» SOURCE DATA

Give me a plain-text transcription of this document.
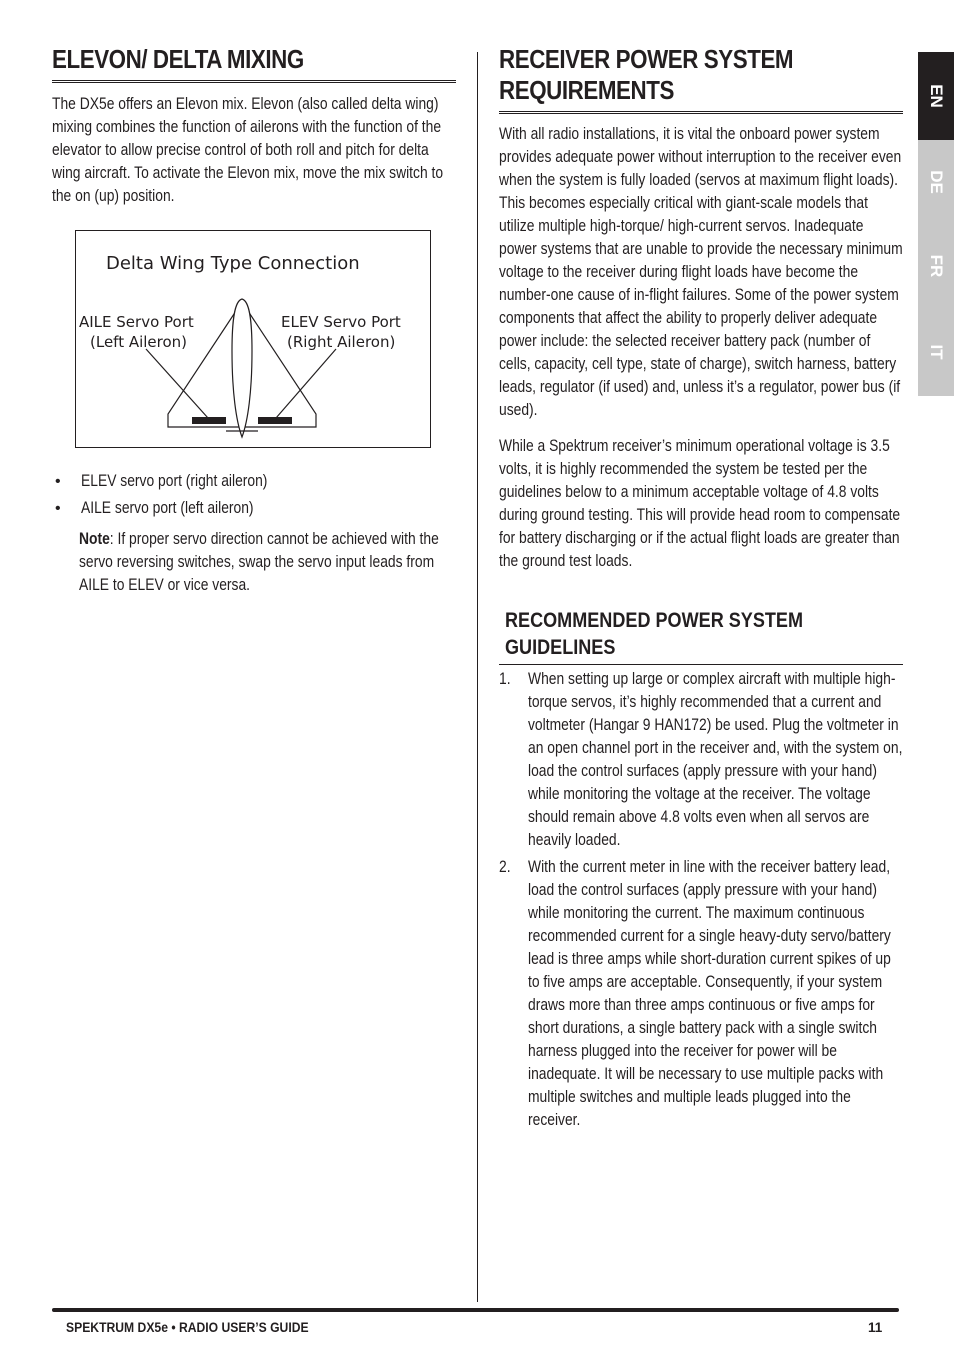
ELEVON/ DELTA MIXING

The DX5e offers an Elevon mix. Elevon (also called delta wing) mixing combines the function of ailerons with the function of the elevator to allow precise control of both roll and pitch for delta wing aircraft. To activate the Elevon mix, move the mix switch to the on (up) position.

Delta Wing Type Connection
AILE Servo Port
(Left Aileron)
ELEV Servo Port
(Right Aileron)
• ELEV servo port (right aileron)
• AILE servo port (left aileron)

Note: If proper servo direction cannot be achieved with the servo reversing switches, swap the servo input leads from AILE to ELEV or vice versa.

RECEIVER POWER SYSTEM REQUIREMENTS

With all radio installations, it is vital the onboard power system provides adequate power without interruption to the receiver even when the system is fully loaded (servos at maximum flight loads). This becomes especially critical with giant-scale models that utilize multiple high-torque/ high-current servos. Inadequate power systems that are unable to provide the necessary minimum voltage to the receiver during flight loads have become the number-one cause of in-flight failures. Some of the power system components that affect the ability to properly deliver adequate power include: the selected receiver battery pack (number of cells, capacity, cell type, state of charge), switch harness, battery leads, regulator (if used) and, unless it’s a regulator, power bus (if used).

While a Spektrum receiver’s minimum operational voltage is 3.5 volts, it is highly recommended the system be tested per the guidelines below to a minimum acceptable voltage of 4.8 volts during ground testing. This will provide head room to compensate for battery discharging or if the actual flight loads are greater than the ground test loads.

RECOMMENDED POWER SYSTEM GUIDELINES
1. When setting up large or complex aircraft with multiple high-torque servos, it’s highly recommended that a current and voltmeter (Hangar 9 HAN172) be used. Plug the voltmeter in an open channel port in the receiver and, with the system on, load the control surfaces (apply pressure with your hand) while monitoring the voltage at the receiver. The voltage should remain above 4.8 volts even when all servos are heavily loaded.

2. With the current meter in line with the receiver battery lead, load the control surfaces (apply pressure with your hand) while monitoring the current. The maximum continuous recommended current for a single heavy-duty servo/battery lead is three amps while short-duration current spikes of up to five amps are acceptable. Consequently, if your system draws more than three amps continuous or five amps for short durations, a single battery pack with a single switch harness plugged into the receiver for power will be inadequate. It will be necessary to use multiple packs with multiple switches and multiple leads plugged into the receiver.

EN
DE
FR
IT
SPEKTRUM DX5e • RADIO USER’S GUIDE	11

» WORK REQUIRED
With the pictures omitted, give every line above again exactly.

» OUTPUT BELOW
Give me a plain-text transcription of this document.
ELEVON/ DELTA MIXING

The DX5e offers an Elevon mix. Elevon (also called delta wing) mixing combines the function of ailerons with the function of the elevator to allow precise control of both roll and pitch for delta wing aircraft. To activate the Elevon mix, move the mix switch to the on (up) position.

Delta Wing Type Connection
AILE Servo Port
(Left Aileron)
ELEV Servo Port
(Right Aileron)
• ELEV servo port (right aileron)
• AILE servo port (left aileron)

Note: If proper servo direction cannot be achieved with the servo reversing switches, swap the servo input leads from AILE to ELEV or vice versa.

RECEIVER POWER SYSTEM REQUIREMENTS

With all radio installations, it is vital the onboard power system provides adequate power without interruption to the receiver even when the system is fully loaded (servos at maximum flight loads). This becomes especially critical with giant-scale models that utilize multiple high-torque/ high-current servos. Inadequate power systems that are unable to provide the necessary minimum voltage to the receiver during flight loads have become the number-one cause of in-flight failures. Some of the power system components that affect the ability to properly deliver adequate power include: the selected receiver battery pack (number of cells, capacity, cell type, state of charge), switch harness, battery leads, regulator (if used) and, unless it’s a regulator, power bus (if used).

While a Spektrum receiver’s minimum operational voltage is 3.5 volts, it is highly recommended the system be tested per the guidelines below to a minimum acceptable voltage of 4.8 volts during ground testing. This will provide head room to compensate for battery discharging or if the actual flight loads are greater than the ground test loads.

RECOMMENDED POWER SYSTEM GUIDELINES
1. When setting up large or complex aircraft with multiple high-torque servos, it’s highly recommended that a current and voltmeter (Hangar 9 HAN172) be used. Plug the voltmeter in an open channel port in the receiver and, with the system on, load the control surfaces (apply pressure with your hand) while monitoring the voltage at the receiver. The voltage should remain above 4.8 volts even when all servos are heavily loaded.

2. With the current meter in line with the receiver battery lead, load the control surfaces (apply pressure with your hand) while monitoring the current. The maximum continuous recommended current for a single heavy-duty servo/battery lead is three amps while short-duration current spikes of up to five amps are acceptable. Consequently, if your system draws more than three amps continuous or five amps for short durations, a single battery pack with a single switch harness plugged into the receiver for power will be inadequate. It will be necessary to use multiple packs with multiple switches and multiple leads plugged into the receiver.

EN
DE
FR
IT
SPEKTRUM DX5e • RADIO USER’S GUIDE	11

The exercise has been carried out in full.